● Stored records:
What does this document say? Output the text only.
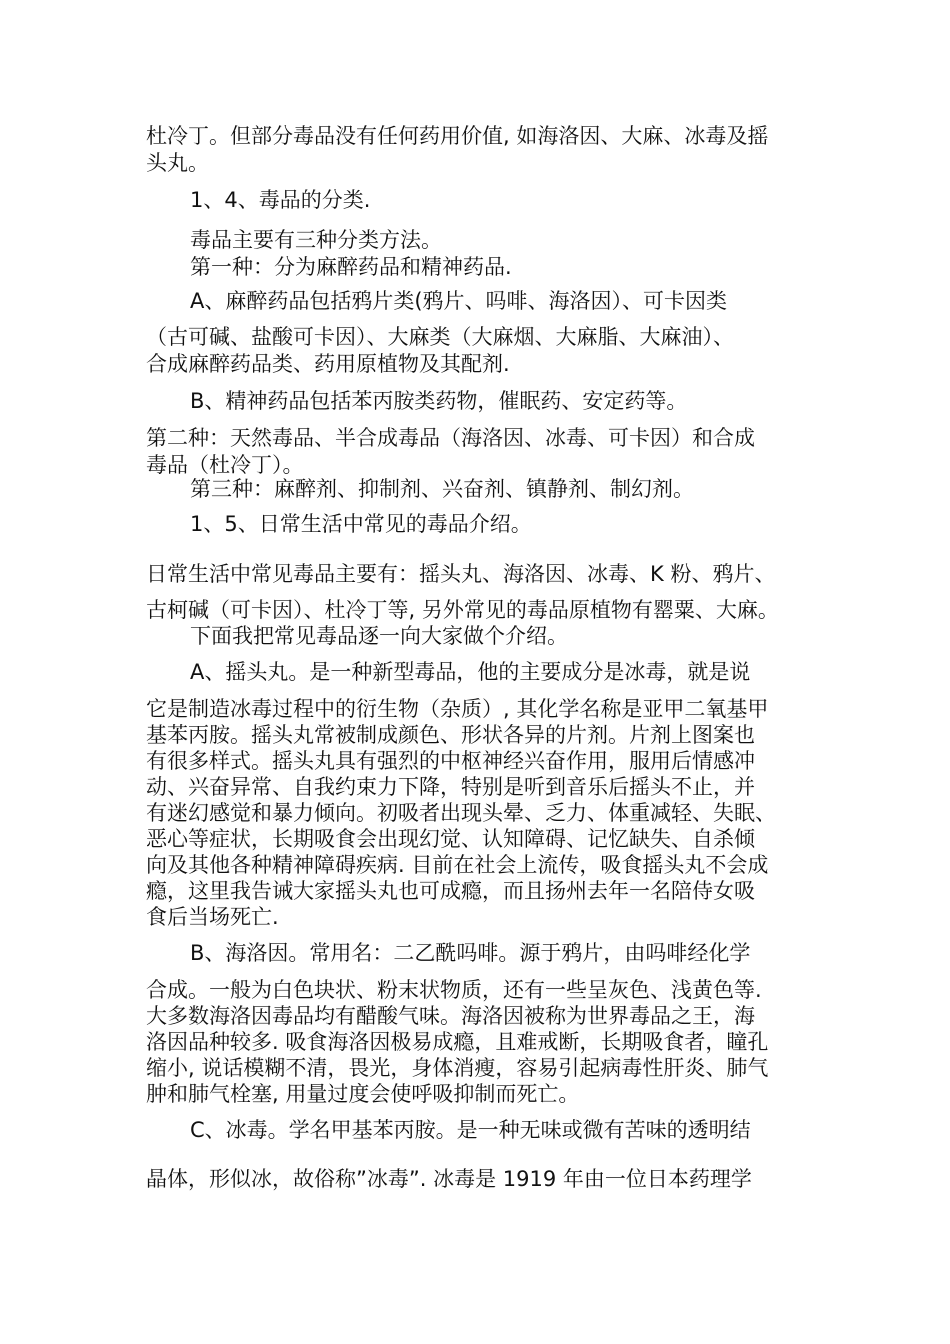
杜冷丁。但部分毒品没有任何药用价值, 如海洛因、大麻、冰毒及摇

头丸。

1、4、毒品的分类.

毒品主要有三种分类方法。

第一种：分为麻醉药品和精神药品.

A、麻醉药品包括鸦片类(鸦片、吗啡、海洛因）、可卡因类

（古可碱、盐酸可卡因）、大麻类（大麻烟、大麻脂、大麻油）、

合成麻醉药品类、药用原植物及其配剂.

B、精神药品包括苯丙胺类药物，催眠药、安定药等。

第二种：天然毒品、半合成毒品（海洛因、冰毒、可卡因）和合成

毒品（杜冷丁）。

第三种：麻醉剂、抑制剂、兴奋剂、镇静剂、制幻剂。

1、5、日常生活中常见的毒品介绍。

日常生活中常见毒品主要有：摇头丸、海洛因、冰毒、K 粉、鸦片、

古柯碱（可卡因）、杜冷丁等, 另外常见的毒品原植物有罂粟、大麻。

下面我把常见毒品逐一向大家做个介绍。

A、摇头丸。是一种新型毒品，他的主要成分是冰毒，就是说

它是制造冰毒过程中的衍生物（杂质）, 其化学名称是亚甲二氧基甲

基苯丙胺。摇头丸常被制成颜色、形状各异的片剂。片剂上图案也

有很多样式。摇头丸具有强烈的中枢神经兴奋作用，服用后情感冲

动、兴奋异常、自我约束力下降，特别是听到音乐后摇头不止，并

有迷幻感觉和暴力倾向。初吸者出现头晕、乏力、体重减轻、失眠、

恶心等症状，长期吸食会出现幻觉、认知障碍、记忆缺失、自杀倾

向及其他各种精神障碍疾病. 目前在社会上流传，吸食摇头丸不会成

瘾，这里我告诫大家摇头丸也可成瘾，而且扬州去年一名陪侍女吸

食后当场死亡.

B、海洛因。常用名：二乙酰吗啡。源于鸦片，由吗啡经化学

合成。一般为白色块状、粉末状物质，还有一些呈灰色、浅黄色等.

大多数海洛因毒品均有醋酸气味。海洛因被称为世界毒品之王，海

洛因品种较多. 吸食海洛因极易成瘾，且难戒断，长期吸食者，瞳孔

缩小, 说话模糊不清，畏光，身体消瘦，容易引起病毒性肝炎、肺气

肿和肺气栓塞, 用量过度会使呼吸抑制而死亡。

C、冰毒。学名甲基苯丙胺。是一种无味或微有苦味的透明结

晶体，形似冰，故俗称”冰毒”. 冰毒是 1919 年由一位日本药理学
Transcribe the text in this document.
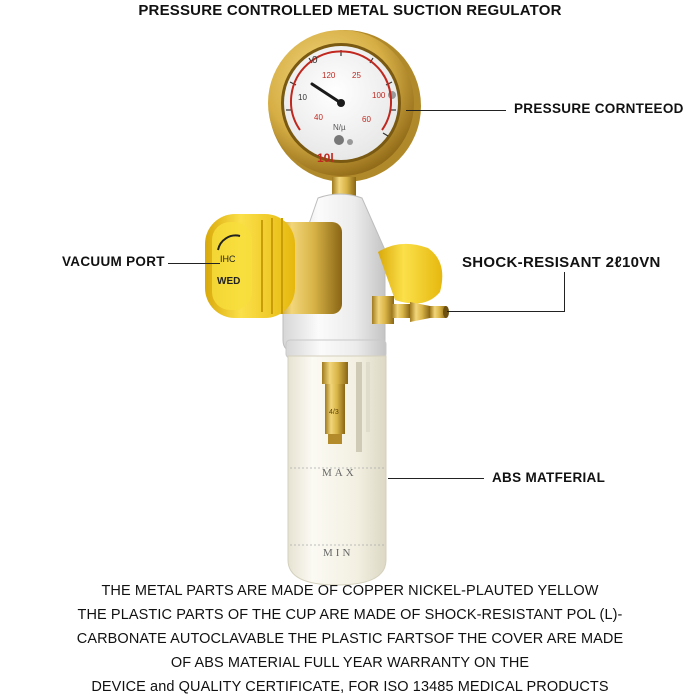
PRESSURE CONTROLLED METAL SUCTION REGULATOR
0
120 25
10	100
40	60
10l
N/µ
IHC
WED
MAX
MIN
4/3
PRESSURE CORNTEEOD
VACUUM PORT	SHOCK-RESISANT 2ℓ10VN
ABS MATFERIAL
THE METAL PARTS ARE MADE OF COPPER NICKEL-PLAUTED YELLOW
THE PLASTIC PARTS OF THE CUP ARE MADE OF SHOCK-RESISTANT POL (L)-
CARBONATE AUTOCLAVABLE THE PLASTIC FARTSOF THE COVER ARE MADE
OF ABS MATERIAL FULL YEAR WARRANTY ON THE
DEVICE and QUALITY CERTIFICATE, FOR ISO 13485 MEDICAL PRODUCTS
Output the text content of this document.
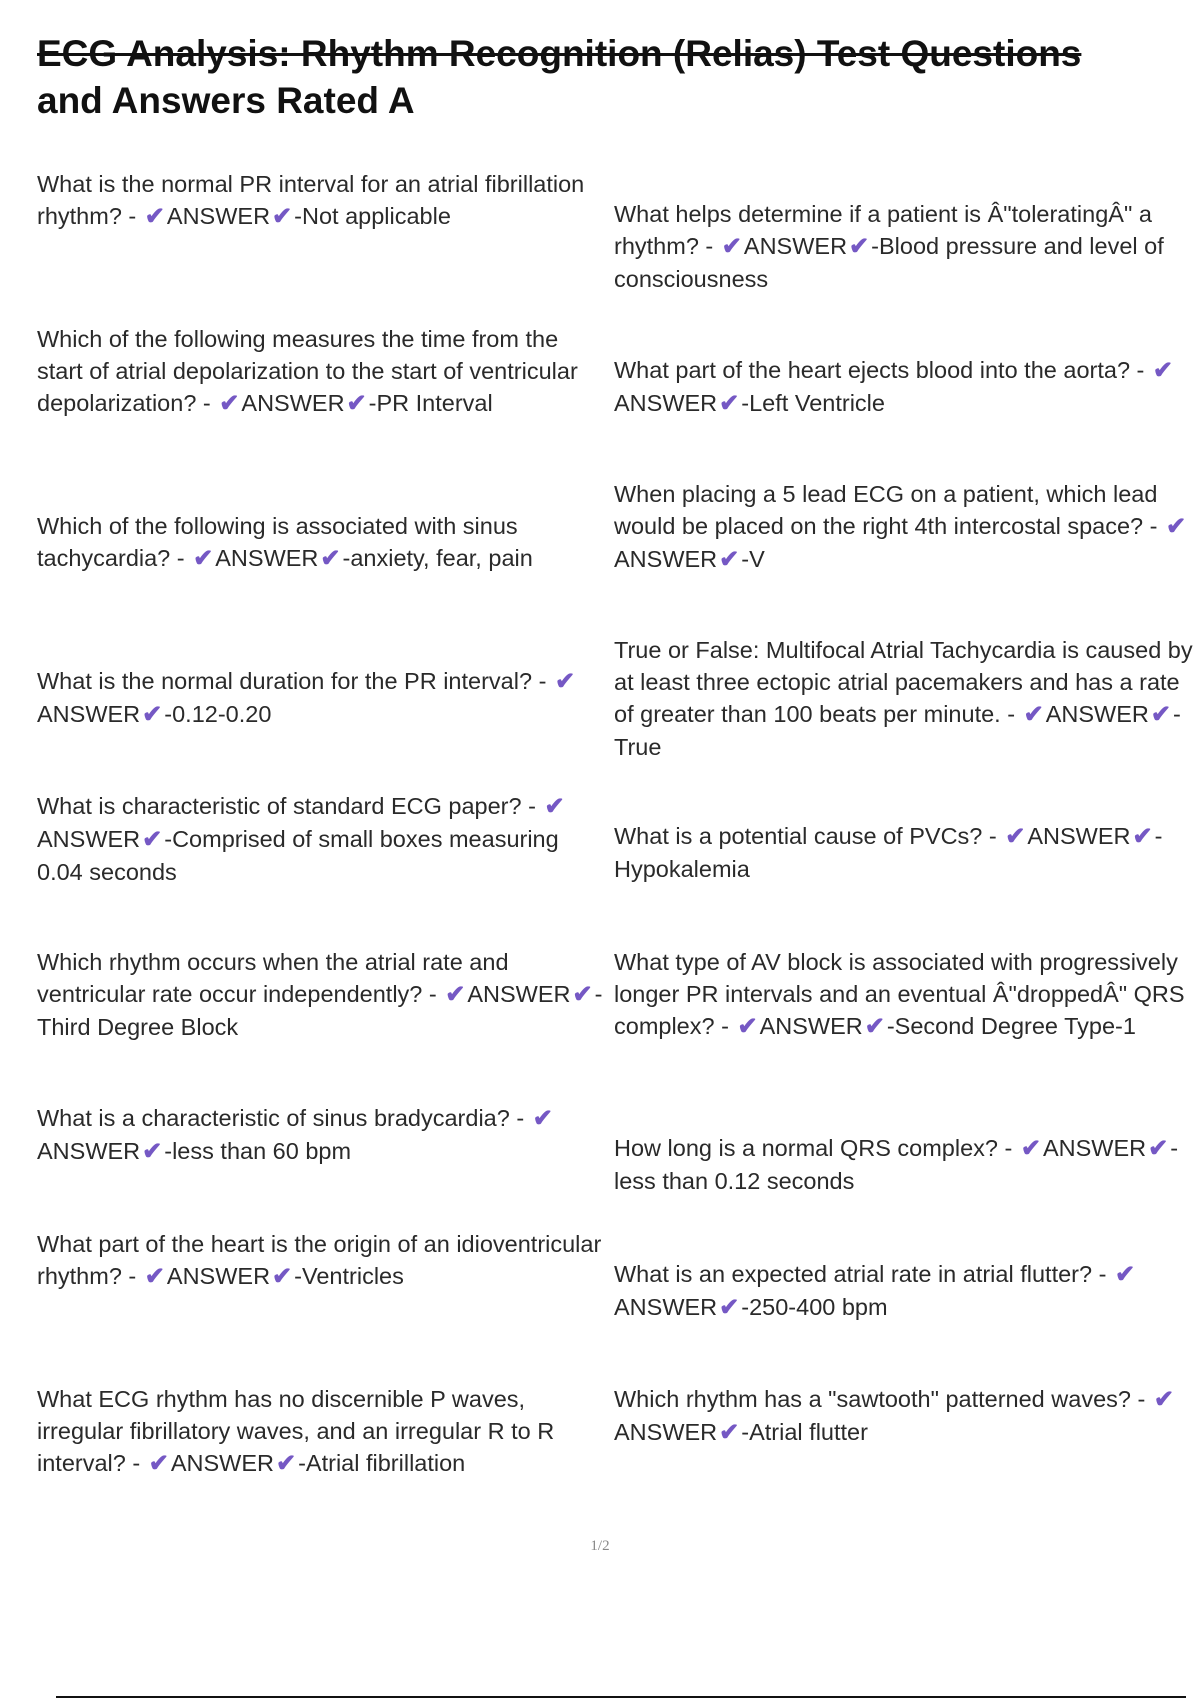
ECG Analysis: Rhythm Recognition (Relias) Test Questions
and Answers Rated A
What is the normal PR interval for an atrial fibrillation rhythm? - ✔ANSWER✔-Not applicable
Which of the following measures the time from the start of atrial depolarization to the start of ventricular depolarization? - ✔ANSWER✔-PR Interval
Which of the following is associated with sinus tachycardia? - ✔ANSWER✔-anxiety, fear, pain
What is the normal duration for the PR interval? - ✔ANSWER✔-0.12-0.20
What is characteristic of standard ECG paper? - ✔ANSWER✔-Comprised of small boxes measuring 0.04 seconds
Which rhythm occurs when the atrial rate and ventricular rate occur independently? - ✔ANSWER✔-Third Degree Block
What is a characteristic of sinus bradycardia? - ✔ANSWER✔-less than 60 bpm
What part of the heart is the origin of an idioventricular rhythm? - ✔ANSWER✔-Ventricles
What ECG rhythm has no discernible P waves, irregular fibrillatory waves, and an irregular R to R interval? - ✔ANSWER✔-Atrial fibrillation
What helps determine if a patient is Â"toleratingÂ" a rhythm? - ✔ANSWER✔-Blood pressure and level of consciousness
What part of the heart ejects blood into the aorta? - ✔ANSWER✔-Left Ventricle
When placing a 5 lead ECG on a patient, which lead would be placed on the right 4th intercostal space? - ✔ANSWER✔-V
True or False: Multifocal Atrial Tachycardia is caused by at least three ectopic atrial pacemakers and has a rate of greater than 100 beats per minute. - ✔ANSWER✔-True
What is a potential cause of PVCs? - ✔ANSWER✔-Hypokalemia
What type of AV block is associated with progressively longer PR intervals and an eventual Â"droppedÂ" QRS complex? - ✔ANSWER✔-Second Degree Type-1
How long is a normal QRS complex? - ✔ANSWER✔-less than 0.12 seconds
What is an expected atrial rate in atrial flutter? - ✔ANSWER✔-250-400 bpm
Which rhythm has a "sawtooth" patterned waves? - ✔ANSWER✔-Atrial flutter
1/2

● Written exercise: Pick out, from the lines above, every one that contains the string "document".

● Task output:
What does this document say? Output the text only.
Transcribe the text in this document.
Output the text content of this document.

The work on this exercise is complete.